WHAT THE TASK REQUIRES: Reproduce every line of the material below character for character, omitting the pictures.

>> START

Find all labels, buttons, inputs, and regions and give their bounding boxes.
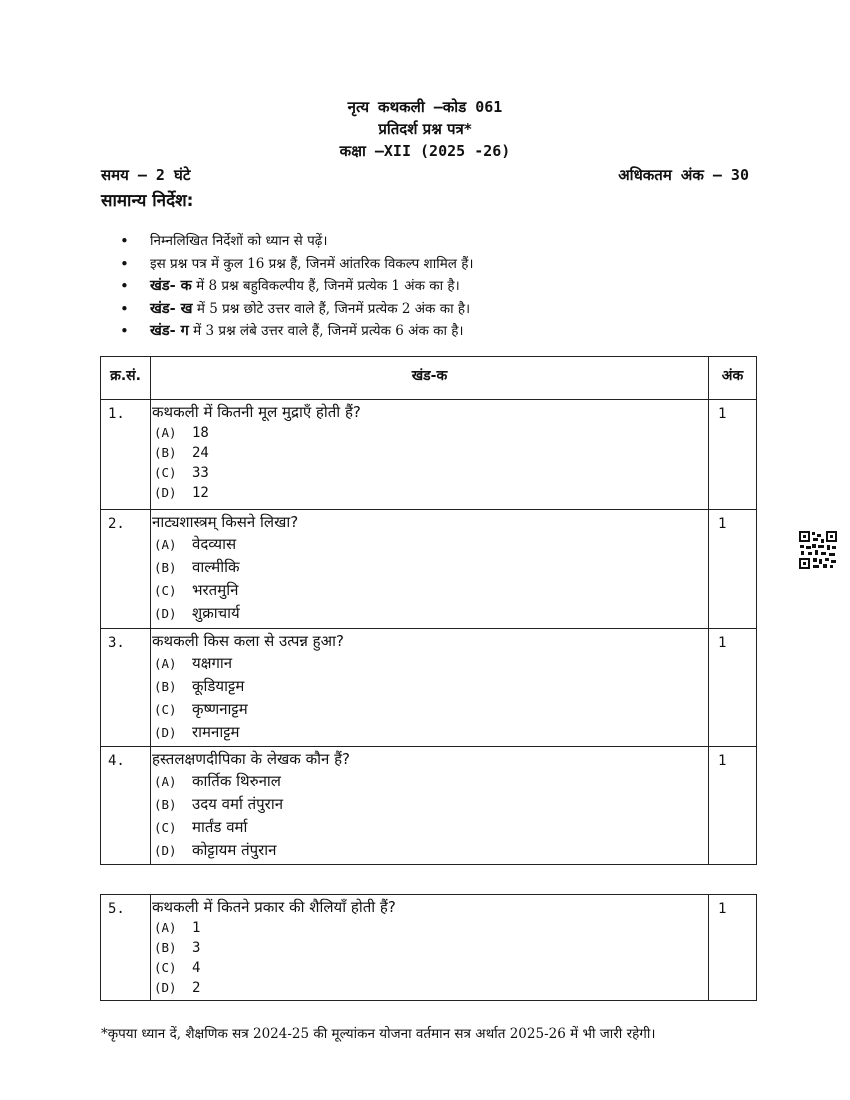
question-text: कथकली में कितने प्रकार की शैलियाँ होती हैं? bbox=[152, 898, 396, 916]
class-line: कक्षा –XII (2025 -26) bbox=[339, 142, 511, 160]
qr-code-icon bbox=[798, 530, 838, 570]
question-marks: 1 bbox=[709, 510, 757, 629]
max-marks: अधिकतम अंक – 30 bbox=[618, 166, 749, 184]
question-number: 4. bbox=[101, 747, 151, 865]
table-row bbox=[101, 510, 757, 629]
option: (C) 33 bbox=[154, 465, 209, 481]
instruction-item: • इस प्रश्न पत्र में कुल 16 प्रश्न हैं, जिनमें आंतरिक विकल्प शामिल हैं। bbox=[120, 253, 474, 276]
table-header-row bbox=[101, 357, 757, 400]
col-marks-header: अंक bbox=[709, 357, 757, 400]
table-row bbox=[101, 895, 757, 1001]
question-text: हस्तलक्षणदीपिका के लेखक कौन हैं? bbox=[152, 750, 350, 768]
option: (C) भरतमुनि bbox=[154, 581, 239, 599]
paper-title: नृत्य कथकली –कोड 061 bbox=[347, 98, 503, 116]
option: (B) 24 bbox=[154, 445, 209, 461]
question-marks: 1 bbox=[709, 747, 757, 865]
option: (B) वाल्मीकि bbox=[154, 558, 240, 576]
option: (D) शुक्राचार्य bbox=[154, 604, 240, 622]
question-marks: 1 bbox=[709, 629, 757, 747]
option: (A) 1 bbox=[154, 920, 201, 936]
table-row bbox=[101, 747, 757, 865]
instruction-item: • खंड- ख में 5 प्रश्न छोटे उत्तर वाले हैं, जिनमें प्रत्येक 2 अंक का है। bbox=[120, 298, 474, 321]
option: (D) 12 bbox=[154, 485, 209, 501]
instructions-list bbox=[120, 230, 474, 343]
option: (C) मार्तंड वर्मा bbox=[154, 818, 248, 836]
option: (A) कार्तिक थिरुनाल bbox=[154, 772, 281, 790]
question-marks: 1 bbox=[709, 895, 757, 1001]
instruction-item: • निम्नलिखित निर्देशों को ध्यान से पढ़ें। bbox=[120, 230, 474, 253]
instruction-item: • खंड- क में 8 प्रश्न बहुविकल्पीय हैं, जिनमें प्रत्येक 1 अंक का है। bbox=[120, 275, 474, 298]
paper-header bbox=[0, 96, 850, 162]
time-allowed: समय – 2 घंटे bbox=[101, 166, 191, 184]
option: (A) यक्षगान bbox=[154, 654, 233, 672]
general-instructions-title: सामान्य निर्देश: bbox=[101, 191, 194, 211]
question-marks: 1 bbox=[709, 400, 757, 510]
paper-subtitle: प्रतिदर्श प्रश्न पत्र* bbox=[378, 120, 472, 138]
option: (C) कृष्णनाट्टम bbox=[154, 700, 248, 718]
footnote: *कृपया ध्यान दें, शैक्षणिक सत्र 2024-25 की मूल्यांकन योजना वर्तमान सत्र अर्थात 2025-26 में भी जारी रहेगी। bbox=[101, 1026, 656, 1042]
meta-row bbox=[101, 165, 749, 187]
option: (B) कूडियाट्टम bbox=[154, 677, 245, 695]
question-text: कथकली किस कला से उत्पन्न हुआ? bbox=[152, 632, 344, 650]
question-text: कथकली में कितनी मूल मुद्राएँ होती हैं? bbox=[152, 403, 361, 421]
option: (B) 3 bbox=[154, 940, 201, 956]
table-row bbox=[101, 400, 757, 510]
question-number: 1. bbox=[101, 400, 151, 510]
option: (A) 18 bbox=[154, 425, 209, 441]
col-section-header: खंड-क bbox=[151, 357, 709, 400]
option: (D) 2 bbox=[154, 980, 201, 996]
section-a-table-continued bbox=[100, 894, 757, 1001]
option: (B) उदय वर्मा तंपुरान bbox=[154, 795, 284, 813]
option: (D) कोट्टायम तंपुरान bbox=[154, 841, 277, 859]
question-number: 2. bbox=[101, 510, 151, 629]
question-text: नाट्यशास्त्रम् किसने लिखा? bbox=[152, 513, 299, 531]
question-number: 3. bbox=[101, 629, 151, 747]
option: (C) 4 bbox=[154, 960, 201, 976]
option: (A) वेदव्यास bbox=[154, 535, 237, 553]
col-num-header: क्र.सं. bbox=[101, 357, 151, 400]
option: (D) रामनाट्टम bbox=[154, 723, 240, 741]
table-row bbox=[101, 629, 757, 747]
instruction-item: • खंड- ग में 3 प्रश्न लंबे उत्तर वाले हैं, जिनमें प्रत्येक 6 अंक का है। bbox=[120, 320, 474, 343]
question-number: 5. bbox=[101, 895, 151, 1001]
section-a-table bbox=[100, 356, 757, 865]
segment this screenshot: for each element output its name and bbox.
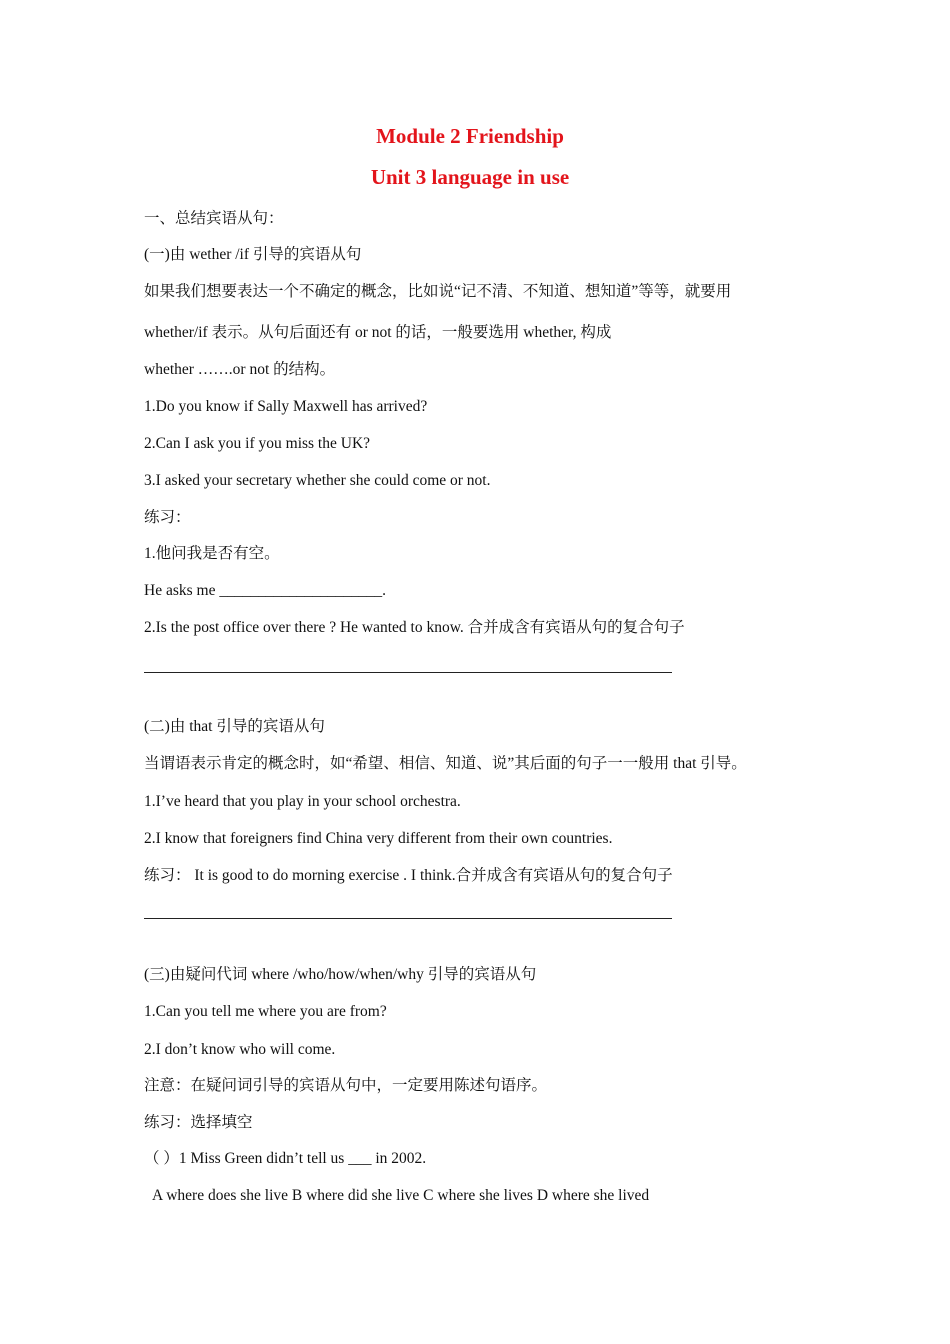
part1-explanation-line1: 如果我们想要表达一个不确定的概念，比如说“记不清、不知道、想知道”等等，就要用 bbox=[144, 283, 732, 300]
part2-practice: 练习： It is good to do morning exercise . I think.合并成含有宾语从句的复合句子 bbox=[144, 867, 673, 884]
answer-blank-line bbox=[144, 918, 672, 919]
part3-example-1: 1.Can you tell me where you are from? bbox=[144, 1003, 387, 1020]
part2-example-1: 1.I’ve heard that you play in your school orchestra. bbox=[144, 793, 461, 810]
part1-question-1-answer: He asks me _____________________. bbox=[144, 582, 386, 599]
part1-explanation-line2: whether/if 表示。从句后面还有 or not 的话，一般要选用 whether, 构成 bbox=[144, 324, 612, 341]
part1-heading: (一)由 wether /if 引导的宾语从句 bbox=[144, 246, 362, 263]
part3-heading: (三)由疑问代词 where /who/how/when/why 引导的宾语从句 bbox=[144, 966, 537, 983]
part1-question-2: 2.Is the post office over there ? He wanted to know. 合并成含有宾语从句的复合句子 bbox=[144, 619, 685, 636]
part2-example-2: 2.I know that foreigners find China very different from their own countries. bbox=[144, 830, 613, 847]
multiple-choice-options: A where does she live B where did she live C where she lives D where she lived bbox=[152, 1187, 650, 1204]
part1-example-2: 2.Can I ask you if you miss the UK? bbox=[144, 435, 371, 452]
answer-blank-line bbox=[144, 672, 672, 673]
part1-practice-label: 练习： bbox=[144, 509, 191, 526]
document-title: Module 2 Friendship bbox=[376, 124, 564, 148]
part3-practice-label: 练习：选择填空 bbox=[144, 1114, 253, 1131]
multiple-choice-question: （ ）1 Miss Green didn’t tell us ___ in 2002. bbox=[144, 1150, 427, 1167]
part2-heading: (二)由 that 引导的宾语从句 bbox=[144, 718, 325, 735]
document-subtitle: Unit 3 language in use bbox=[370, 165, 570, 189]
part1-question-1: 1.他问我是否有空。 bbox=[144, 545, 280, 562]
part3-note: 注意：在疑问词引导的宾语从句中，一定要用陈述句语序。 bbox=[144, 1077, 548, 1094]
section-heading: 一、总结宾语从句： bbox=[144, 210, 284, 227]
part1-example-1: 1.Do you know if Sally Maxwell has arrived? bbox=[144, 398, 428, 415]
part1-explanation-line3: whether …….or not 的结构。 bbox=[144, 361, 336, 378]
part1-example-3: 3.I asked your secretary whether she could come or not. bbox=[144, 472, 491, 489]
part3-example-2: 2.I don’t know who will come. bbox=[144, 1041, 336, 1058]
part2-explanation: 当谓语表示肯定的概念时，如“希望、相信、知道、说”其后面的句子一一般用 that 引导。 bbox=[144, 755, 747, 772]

>> END

ANSWER TO THE PROBLEM:
Find all labels, buttons, inputs, and regions and give their bounding boxes.
question-text: कथकली में कितने प्रकार की शैलियाँ होती हैं? bbox=[152, 898, 396, 916]
class-line: कक्षा –XII (2025 -26) bbox=[339, 142, 511, 160]
qr-code-icon bbox=[798, 530, 838, 570]
question-marks: 1 bbox=[709, 510, 757, 629]
max-marks: अधिकतम अंक – 30 bbox=[618, 166, 749, 184]
question-number: 4. bbox=[101, 747, 151, 865]
table-row bbox=[101, 510, 757, 629]
option: (C) 33 bbox=[154, 465, 209, 481]
instruction-item: • इस प्रश्न पत्र में कुल 16 प्रश्न हैं, जिनमें आंतरिक विकल्प शामिल हैं। bbox=[120, 253, 474, 276]
table-header-row bbox=[101, 357, 757, 400]
col-marks-header: अंक bbox=[709, 357, 757, 400]
table-row bbox=[101, 895, 757, 1001]
question-text: हस्तलक्षणदीपिका के लेखक कौन हैं? bbox=[152, 750, 350, 768]
option: (C) भरतमुनि bbox=[154, 581, 239, 599]
paper-title: नृत्य कथकली –कोड 061 bbox=[347, 98, 503, 116]
option: (B) 24 bbox=[154, 445, 209, 461]
question-marks: 1 bbox=[709, 747, 757, 865]
option: (B) वाल्मीकि bbox=[154, 558, 240, 576]
option: (D) शुक्राचार्य bbox=[154, 604, 240, 622]
question-marks: 1 bbox=[709, 629, 757, 747]
option: (A) 1 bbox=[154, 920, 201, 936]
table-row bbox=[101, 747, 757, 865]
instruction-item: • खंड- ख में 5 प्रश्न छोटे उत्तर वाले हैं, जिनमें प्रत्येक 2 अंक का है। bbox=[120, 298, 474, 321]
option: (D) 12 bbox=[154, 485, 209, 501]
instructions-list bbox=[120, 230, 474, 343]
option: (C) मार्तंड वर्मा bbox=[154, 818, 248, 836]
option: (A) कार्तिक थिरुनाल bbox=[154, 772, 281, 790]
question-marks: 1 bbox=[709, 895, 757, 1001]
instruction-item: • निम्नलिखित निर्देशों को ध्यान से पढ़ें। bbox=[120, 230, 474, 253]
instruction-item: • खंड- क में 8 प्रश्न बहुविकल्पीय हैं, जिनमें प्रत्येक 1 अंक का है। bbox=[120, 275, 474, 298]
paper-header bbox=[0, 96, 850, 162]
time-allowed: समय – 2 घंटे bbox=[101, 166, 191, 184]
option: (A) यक्षगान bbox=[154, 654, 233, 672]
general-instructions-title: सामान्य निर्देश: bbox=[101, 191, 194, 211]
question-marks: 1 bbox=[709, 400, 757, 510]
paper-subtitle: प्रतिदर्श प्रश्न पत्र* bbox=[378, 120, 472, 138]
option: (C) कृष्णनाट्टम bbox=[154, 700, 248, 718]
footnote: *कृपया ध्यान दें, शैक्षणिक सत्र 2024-25 की मूल्यांकन योजना वर्तमान सत्र अर्थात 2025-26 में भी जारी रहेगी। bbox=[101, 1026, 656, 1042]
meta-row bbox=[101, 165, 749, 187]
option: (B) कूडियाट्टम bbox=[154, 677, 245, 695]
question-text: कथकली किस कला से उत्पन्न हुआ? bbox=[152, 632, 344, 650]
question-text: कथकली में कितनी मूल मुद्राएँ होती हैं? bbox=[152, 403, 361, 421]
option: (B) 3 bbox=[154, 940, 201, 956]
table-row bbox=[101, 400, 757, 510]
question-number: 1. bbox=[101, 400, 151, 510]
option: (A) 18 bbox=[154, 425, 209, 441]
col-section-header: खंड-क bbox=[151, 357, 709, 400]
option: (D) 2 bbox=[154, 980, 201, 996]
section-a-table-continued bbox=[100, 894, 757, 1001]
option: (B) उदय वर्मा तंपुरान bbox=[154, 795, 284, 813]
option: (D) कोट्टायम तंपुरान bbox=[154, 841, 277, 859]
question-number: 2. bbox=[101, 510, 151, 629]
question-text: नाट्यशास्त्रम् किसने लिखा? bbox=[152, 513, 299, 531]
question-number: 3. bbox=[101, 629, 151, 747]
option: (C) 4 bbox=[154, 960, 201, 976]
option: (A) वेदव्यास bbox=[154, 535, 237, 553]
col-num-header: क्र.सं. bbox=[101, 357, 151, 400]
option: (D) रामनाट्टम bbox=[154, 723, 240, 741]
table-row bbox=[101, 629, 757, 747]
instruction-item: • खंड- ग में 3 प्रश्न लंबे उत्तर वाले हैं, जिनमें प्रत्येक 6 अंक का है। bbox=[120, 320, 474, 343]
question-number: 5. bbox=[101, 895, 151, 1001]
section-a-table bbox=[100, 356, 757, 865]
segment this screenshot: for each element output its name and bbox.
part1-explanation-line1: 如果我们想要表达一个不确定的概念，比如说“记不清、不知道、想知道”等等，就要用 bbox=[144, 283, 732, 300]
part2-practice: 练习： It is good to do morning exercise . I think.合并成含有宾语从句的复合句子 bbox=[144, 867, 673, 884]
answer-blank-line bbox=[144, 918, 672, 919]
part3-example-1: 1.Can you tell me where you are from? bbox=[144, 1003, 387, 1020]
part2-example-1: 1.I’ve heard that you play in your school orchestra. bbox=[144, 793, 461, 810]
part1-question-1-answer: He asks me _____________________. bbox=[144, 582, 386, 599]
part1-explanation-line2: whether/if 表示。从句后面还有 or not 的话，一般要选用 whether, 构成 bbox=[144, 324, 612, 341]
part1-heading: (一)由 wether /if 引导的宾语从句 bbox=[144, 246, 362, 263]
part3-heading: (三)由疑问代词 where /who/how/when/why 引导的宾语从句 bbox=[144, 966, 537, 983]
part1-question-2: 2.Is the post office over there ? He wanted to know. 合并成含有宾语从句的复合句子 bbox=[144, 619, 685, 636]
part2-example-2: 2.I know that foreigners find China very different from their own countries. bbox=[144, 830, 613, 847]
multiple-choice-options: A where does she live B where did she live C where she lives D where she lived bbox=[152, 1187, 650, 1204]
part1-example-2: 2.Can I ask you if you miss the UK? bbox=[144, 435, 371, 452]
answer-blank-line bbox=[144, 672, 672, 673]
part1-practice-label: 练习： bbox=[144, 509, 191, 526]
document-title: Module 2 Friendship bbox=[376, 124, 564, 148]
part3-practice-label: 练习：选择填空 bbox=[144, 1114, 253, 1131]
multiple-choice-question: （ ）1 Miss Green didn’t tell us ___ in 2002. bbox=[144, 1150, 427, 1167]
part2-heading: (二)由 that 引导的宾语从句 bbox=[144, 718, 325, 735]
document-subtitle: Unit 3 language in use bbox=[370, 165, 570, 189]
part1-question-1: 1.他问我是否有空。 bbox=[144, 545, 280, 562]
part3-note: 注意：在疑问词引导的宾语从句中，一定要用陈述句语序。 bbox=[144, 1077, 548, 1094]
section-heading: 一、总结宾语从句： bbox=[144, 210, 284, 227]
part1-example-1: 1.Do you know if Sally Maxwell has arrived? bbox=[144, 398, 428, 415]
part1-explanation-line3: whether …….or not 的结构。 bbox=[144, 361, 336, 378]
part1-example-3: 3.I asked your secretary whether she could come or not. bbox=[144, 472, 491, 489]
part3-example-2: 2.I don’t know who will come. bbox=[144, 1041, 336, 1058]
part2-explanation: 当谓语表示肯定的概念时，如“希望、相信、知道、说”其后面的句子一一般用 that 引导。 bbox=[144, 755, 747, 772]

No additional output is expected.